= Your task =
Within the records that follow, find every line containing the string "công". Copy those lines.
== Exercise material ==
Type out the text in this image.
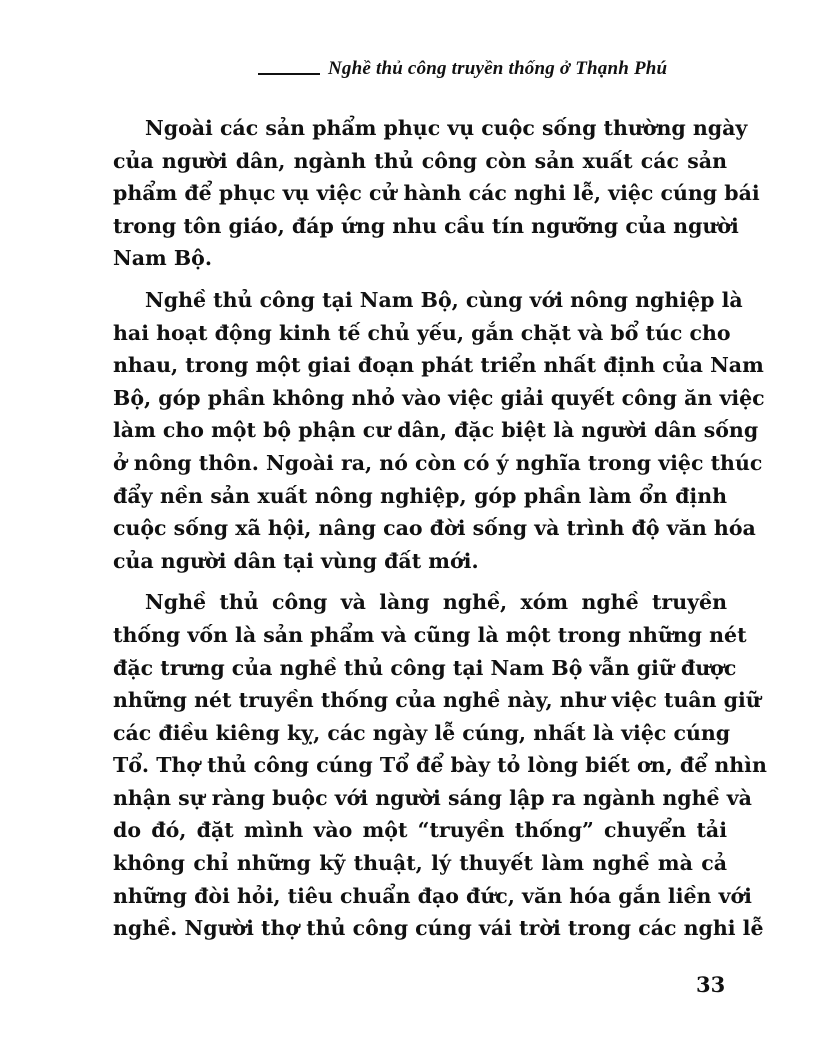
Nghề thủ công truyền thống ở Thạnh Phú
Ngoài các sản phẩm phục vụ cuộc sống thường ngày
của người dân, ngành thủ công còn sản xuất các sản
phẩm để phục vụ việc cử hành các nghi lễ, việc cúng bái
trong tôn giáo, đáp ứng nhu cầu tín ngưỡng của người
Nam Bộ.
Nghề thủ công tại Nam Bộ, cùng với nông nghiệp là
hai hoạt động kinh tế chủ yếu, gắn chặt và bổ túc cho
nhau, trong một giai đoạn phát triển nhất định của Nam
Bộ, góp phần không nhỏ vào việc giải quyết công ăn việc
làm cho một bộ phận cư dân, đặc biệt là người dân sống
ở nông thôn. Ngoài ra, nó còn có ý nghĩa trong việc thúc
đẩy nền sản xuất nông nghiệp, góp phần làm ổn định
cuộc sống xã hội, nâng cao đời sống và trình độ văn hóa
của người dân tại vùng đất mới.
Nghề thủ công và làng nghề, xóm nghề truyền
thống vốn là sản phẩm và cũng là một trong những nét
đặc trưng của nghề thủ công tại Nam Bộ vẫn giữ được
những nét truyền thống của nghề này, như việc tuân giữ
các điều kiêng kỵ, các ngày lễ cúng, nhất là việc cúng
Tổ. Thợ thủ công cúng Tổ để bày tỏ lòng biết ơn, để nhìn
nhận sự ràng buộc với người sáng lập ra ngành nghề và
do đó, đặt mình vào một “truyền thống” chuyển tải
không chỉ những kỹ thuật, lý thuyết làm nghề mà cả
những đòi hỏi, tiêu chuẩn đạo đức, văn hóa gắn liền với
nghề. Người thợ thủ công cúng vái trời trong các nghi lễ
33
===
= Solution to the problem =
Nghề thủ công truyền thống ở Thạnh Phú
của người dân, ngành thủ công còn sản xuất các sản
Nghề thủ công tại Nam Bộ, cùng với nông nghiệp là
Bộ, góp phần không nhỏ vào việc giải quyết công ăn việc
Nghề thủ công và làng nghề, xóm nghề truyền
đặc trưng của nghề thủ công tại Nam Bộ vẫn giữ được
Tổ. Thợ thủ công cúng Tổ để bày tỏ lòng biết ơn, để nhìn
nghề. Người thợ thủ công cúng vái trời trong các nghi lễ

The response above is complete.